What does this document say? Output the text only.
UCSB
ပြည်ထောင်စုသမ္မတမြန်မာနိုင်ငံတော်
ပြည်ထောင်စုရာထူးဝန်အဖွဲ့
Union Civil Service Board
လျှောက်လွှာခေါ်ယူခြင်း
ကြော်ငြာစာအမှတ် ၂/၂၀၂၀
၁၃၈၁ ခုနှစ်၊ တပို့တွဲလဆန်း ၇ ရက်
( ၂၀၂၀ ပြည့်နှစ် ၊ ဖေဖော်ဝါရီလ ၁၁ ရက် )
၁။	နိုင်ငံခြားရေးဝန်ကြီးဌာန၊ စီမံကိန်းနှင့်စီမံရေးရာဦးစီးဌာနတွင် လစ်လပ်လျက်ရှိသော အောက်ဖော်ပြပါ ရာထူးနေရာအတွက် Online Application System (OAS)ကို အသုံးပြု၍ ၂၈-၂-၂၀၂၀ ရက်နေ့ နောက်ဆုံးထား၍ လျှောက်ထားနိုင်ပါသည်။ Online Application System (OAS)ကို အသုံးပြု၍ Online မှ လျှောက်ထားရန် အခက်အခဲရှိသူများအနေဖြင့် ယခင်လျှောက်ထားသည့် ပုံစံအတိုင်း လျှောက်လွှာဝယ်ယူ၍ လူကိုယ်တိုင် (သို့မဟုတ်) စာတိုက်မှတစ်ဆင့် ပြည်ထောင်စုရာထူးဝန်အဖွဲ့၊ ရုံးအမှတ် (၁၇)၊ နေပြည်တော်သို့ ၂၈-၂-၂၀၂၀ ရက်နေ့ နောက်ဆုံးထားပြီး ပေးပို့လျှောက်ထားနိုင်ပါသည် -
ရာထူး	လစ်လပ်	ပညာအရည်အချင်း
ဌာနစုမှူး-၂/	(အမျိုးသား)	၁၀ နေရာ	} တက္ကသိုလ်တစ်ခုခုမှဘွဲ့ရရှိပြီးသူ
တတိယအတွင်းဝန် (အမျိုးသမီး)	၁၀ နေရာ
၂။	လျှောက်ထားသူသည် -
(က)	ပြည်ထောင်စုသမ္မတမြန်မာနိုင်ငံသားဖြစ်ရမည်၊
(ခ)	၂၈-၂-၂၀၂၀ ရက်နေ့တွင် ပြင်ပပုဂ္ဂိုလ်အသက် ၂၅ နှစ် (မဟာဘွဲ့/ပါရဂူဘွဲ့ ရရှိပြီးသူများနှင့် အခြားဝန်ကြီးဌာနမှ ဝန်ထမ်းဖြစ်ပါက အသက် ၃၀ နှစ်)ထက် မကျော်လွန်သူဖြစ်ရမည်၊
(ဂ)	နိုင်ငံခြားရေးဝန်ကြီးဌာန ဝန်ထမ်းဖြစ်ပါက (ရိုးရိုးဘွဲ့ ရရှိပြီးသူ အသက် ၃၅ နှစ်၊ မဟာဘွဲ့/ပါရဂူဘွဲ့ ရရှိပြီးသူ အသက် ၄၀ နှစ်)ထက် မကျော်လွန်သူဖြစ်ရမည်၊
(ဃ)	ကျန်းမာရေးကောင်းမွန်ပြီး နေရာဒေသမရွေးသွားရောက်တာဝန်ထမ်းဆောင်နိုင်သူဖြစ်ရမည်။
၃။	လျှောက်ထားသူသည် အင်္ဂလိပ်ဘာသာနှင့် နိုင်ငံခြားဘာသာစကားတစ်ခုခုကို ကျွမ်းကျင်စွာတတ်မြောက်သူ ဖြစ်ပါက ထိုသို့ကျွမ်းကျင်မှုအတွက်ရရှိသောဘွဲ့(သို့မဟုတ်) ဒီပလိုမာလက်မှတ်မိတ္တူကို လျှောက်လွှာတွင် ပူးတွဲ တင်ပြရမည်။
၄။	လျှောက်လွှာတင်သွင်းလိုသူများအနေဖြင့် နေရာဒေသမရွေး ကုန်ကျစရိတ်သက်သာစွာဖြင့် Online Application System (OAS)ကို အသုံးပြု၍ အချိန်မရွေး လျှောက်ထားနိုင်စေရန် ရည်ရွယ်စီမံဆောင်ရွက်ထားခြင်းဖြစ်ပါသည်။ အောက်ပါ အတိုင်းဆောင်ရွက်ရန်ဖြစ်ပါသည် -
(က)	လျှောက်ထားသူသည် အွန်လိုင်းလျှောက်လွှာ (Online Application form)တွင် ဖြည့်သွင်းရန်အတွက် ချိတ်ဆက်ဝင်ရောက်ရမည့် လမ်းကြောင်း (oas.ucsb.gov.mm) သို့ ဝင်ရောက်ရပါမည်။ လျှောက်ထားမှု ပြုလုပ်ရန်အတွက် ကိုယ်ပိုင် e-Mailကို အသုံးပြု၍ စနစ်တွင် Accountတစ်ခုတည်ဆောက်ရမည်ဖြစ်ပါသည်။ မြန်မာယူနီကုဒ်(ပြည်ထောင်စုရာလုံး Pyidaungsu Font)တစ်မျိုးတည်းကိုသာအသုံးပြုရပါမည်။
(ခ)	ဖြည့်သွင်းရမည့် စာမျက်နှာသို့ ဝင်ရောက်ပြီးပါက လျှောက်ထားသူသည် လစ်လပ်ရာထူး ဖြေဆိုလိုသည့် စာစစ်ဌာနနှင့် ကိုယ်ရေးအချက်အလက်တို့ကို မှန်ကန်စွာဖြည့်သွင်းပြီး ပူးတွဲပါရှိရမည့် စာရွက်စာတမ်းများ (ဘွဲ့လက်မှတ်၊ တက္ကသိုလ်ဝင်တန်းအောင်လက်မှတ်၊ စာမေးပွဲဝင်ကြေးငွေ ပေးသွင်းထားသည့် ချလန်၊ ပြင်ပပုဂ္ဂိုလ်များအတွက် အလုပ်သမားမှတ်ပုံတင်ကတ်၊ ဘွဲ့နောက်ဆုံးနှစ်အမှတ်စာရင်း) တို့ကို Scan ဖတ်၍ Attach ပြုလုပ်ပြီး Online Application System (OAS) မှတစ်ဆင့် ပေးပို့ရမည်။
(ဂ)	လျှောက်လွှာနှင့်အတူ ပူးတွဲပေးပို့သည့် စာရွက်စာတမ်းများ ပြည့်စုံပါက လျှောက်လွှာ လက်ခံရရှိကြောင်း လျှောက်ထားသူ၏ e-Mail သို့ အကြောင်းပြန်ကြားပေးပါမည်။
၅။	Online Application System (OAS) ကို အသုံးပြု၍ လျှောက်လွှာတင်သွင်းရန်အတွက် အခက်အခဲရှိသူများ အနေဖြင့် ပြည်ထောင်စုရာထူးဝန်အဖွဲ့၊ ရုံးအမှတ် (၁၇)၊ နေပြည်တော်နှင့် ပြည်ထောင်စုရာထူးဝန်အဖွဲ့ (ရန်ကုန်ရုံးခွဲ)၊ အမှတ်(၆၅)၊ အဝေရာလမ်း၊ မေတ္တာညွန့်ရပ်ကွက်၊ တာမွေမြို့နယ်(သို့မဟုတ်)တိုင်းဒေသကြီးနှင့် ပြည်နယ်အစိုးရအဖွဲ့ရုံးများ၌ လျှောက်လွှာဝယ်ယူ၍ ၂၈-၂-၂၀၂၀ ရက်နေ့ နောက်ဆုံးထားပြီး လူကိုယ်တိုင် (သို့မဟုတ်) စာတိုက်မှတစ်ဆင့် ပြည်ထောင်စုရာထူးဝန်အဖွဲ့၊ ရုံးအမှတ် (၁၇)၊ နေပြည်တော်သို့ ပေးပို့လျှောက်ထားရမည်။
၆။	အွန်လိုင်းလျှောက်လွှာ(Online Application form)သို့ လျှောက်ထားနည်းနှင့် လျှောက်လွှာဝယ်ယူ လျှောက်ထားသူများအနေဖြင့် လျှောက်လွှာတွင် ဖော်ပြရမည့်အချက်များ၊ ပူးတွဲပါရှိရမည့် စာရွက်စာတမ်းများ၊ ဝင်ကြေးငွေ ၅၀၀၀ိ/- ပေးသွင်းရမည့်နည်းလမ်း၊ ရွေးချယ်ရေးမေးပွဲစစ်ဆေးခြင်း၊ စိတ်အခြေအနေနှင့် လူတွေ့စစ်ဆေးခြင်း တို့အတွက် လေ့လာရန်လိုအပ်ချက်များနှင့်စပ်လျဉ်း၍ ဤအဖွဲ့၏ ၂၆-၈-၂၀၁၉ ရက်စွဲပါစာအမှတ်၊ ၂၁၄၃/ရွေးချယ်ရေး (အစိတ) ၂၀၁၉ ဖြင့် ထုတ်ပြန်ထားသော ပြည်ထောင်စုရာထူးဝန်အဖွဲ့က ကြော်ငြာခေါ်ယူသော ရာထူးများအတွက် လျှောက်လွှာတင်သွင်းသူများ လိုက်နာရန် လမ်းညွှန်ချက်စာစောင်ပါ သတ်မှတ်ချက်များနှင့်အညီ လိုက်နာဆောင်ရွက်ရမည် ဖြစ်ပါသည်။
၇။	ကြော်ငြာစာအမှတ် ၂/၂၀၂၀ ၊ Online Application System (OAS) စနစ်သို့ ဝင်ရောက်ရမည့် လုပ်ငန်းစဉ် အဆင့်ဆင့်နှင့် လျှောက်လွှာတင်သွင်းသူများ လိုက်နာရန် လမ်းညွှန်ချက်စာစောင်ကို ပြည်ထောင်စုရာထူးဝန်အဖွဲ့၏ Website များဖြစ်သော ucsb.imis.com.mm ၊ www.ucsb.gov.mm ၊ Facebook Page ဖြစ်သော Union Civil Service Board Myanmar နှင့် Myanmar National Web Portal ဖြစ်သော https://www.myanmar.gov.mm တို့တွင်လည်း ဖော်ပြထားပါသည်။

Goal: In the entries above, locate every line with the word "Civil" and copy it.

Solution to this problem:
Union Civil Service Board
၇။	ကြော်ငြာစာအမှတ် ၂/၂၀၂၀ ၊ Online Application System (OAS) စနစ်သို့ ဝင်ရောက်ရမည့် လုပ်ငန်းစဉ် အဆင့်ဆင့်နှင့် လျှောက်လွှာတင်သွင်းသူများ လိုက်နာရန် လမ်းညွှန်ချက်စာစောင်ကို ပြည်ထောင်စုရာထူးဝန်အဖွဲ့၏ Website များဖြစ်သော ucsb.imis.com.mm ၊ www.ucsb.gov.mm ၊ Facebook Page ဖြစ်သော Union Civil Service Board Myanmar နှင့် Myanmar National Web Portal ဖြစ်သော https://www.myanmar.gov.mm တို့တွင်လည်း ဖော်ပြထားပါသည်။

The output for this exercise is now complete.